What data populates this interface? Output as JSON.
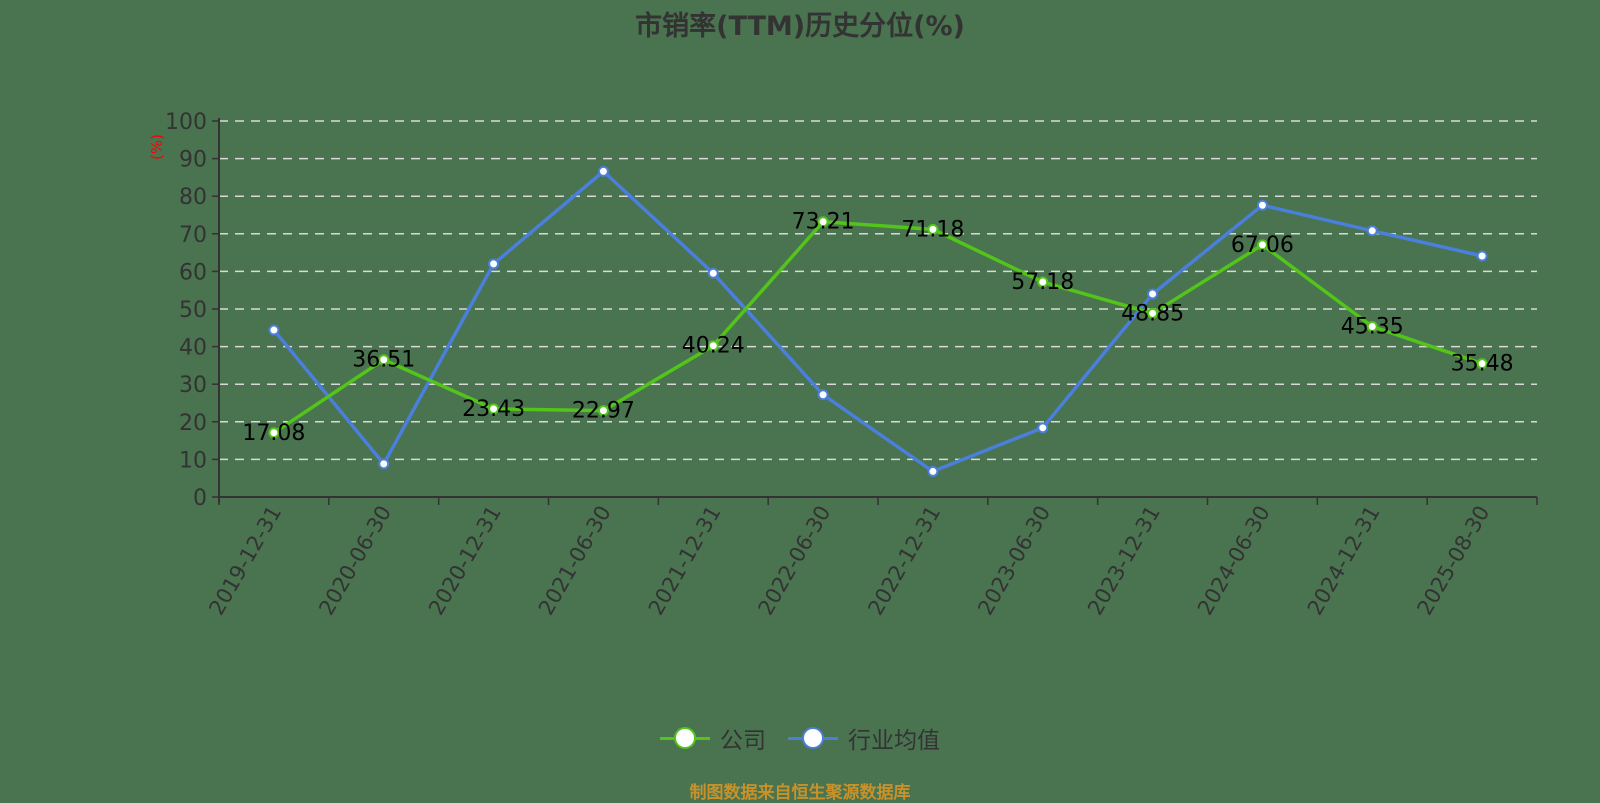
{
  "title": "市销率(TTM)历史分位(%)",
  "y_unit_label": "(%)",
  "legend": {
    "items": [
      {
        "label": "公司",
        "color": "#52c41a"
      },
      {
        "label": "行业均值",
        "color": "#4a7fdc"
      }
    ]
  },
  "footer": "制图数据来自恒生聚源数据库",
  "colors": {
    "background": "#4a7350",
    "axis": "#333333",
    "grid": "#d9d9d9",
    "unit_label": "#ff0000",
    "company": "#52c41a",
    "industry": "#4a7fdc",
    "footer": "#c8922a"
  },
  "chart_data": {
    "type": "line",
    "title": "市销率(TTM)历史分位(%)",
    "xlabel": "",
    "ylabel": "(%)",
    "ylim": [
      0,
      100
    ],
    "yticks": [
      0,
      10,
      20,
      30,
      40,
      50,
      60,
      70,
      80,
      90,
      100
    ],
    "grid": "horizontal dashed",
    "legend_position": "bottom",
    "categories": [
      "2019-12-31",
      "2020-06-30",
      "2020-12-31",
      "2021-06-30",
      "2021-12-31",
      "2022-06-30",
      "2022-12-31",
      "2023-06-30",
      "2023-12-31",
      "2024-06-30",
      "2024-12-31",
      "2025-08-30"
    ],
    "series": [
      {
        "name": "公司",
        "values": [
          17.08,
          36.51,
          23.43,
          22.97,
          40.24,
          73.21,
          71.18,
          57.18,
          48.85,
          67.06,
          45.35,
          35.48
        ],
        "labels_shown": true
      },
      {
        "name": "行业均值",
        "values": [
          44.4,
          8.8,
          62.0,
          86.6,
          59.5,
          27.2,
          6.8,
          18.4,
          54.0,
          77.6,
          70.8,
          64.1
        ],
        "labels_shown": false
      }
    ]
  }
}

━━━━━━━━━━━━━━━━

SHORT TASK:
Write the records above out again exactly, with no pictures in your copy.

EXERCISE OUTPUT:
What data populates this interface? Output as JSON.
{
  "title": "市销率(TTM)历史分位(%)",
  "y_unit_label": "(%)",
  "legend": {
    "items": [
      {
        "label": "公司",
        "color": "#52c41a"
      },
      {
        "label": "行业均值",
        "color": "#4a7fdc"
      }
    ]
  },
  "footer": "制图数据来自恒生聚源数据库",
  "colors": {
    "background": "#4a7350",
    "axis": "#333333",
    "grid": "#d9d9d9",
    "unit_label": "#ff0000",
    "company": "#52c41a",
    "industry": "#4a7fdc",
    "footer": "#c8922a"
  },
  "chart_data": {
    "type": "line",
    "title": "市销率(TTM)历史分位(%)",
    "xlabel": "",
    "ylabel": "(%)",
    "ylim": [
      0,
      100
    ],
    "yticks": [
      0,
      10,
      20,
      30,
      40,
      50,
      60,
      70,
      80,
      90,
      100
    ],
    "grid": "horizontal dashed",
    "legend_position": "bottom",
    "categories": [
      "2019-12-31",
      "2020-06-30",
      "2020-12-31",
      "2021-06-30",
      "2021-12-31",
      "2022-06-30",
      "2022-12-31",
      "2023-06-30",
      "2023-12-31",
      "2024-06-30",
      "2024-12-31",
      "2025-08-30"
    ],
    "series": [
      {
        "name": "公司",
        "values": [
          17.08,
          36.51,
          23.43,
          22.97,
          40.24,
          73.21,
          71.18,
          57.18,
          48.85,
          67.06,
          45.35,
          35.48
        ],
        "labels_shown": true
      },
      {
        "name": "行业均值",
        "values": [
          44.4,
          8.8,
          62.0,
          86.6,
          59.5,
          27.2,
          6.8,
          18.4,
          54.0,
          77.6,
          70.8,
          64.1
        ],
        "labels_shown": false
      }
    ]
  }
}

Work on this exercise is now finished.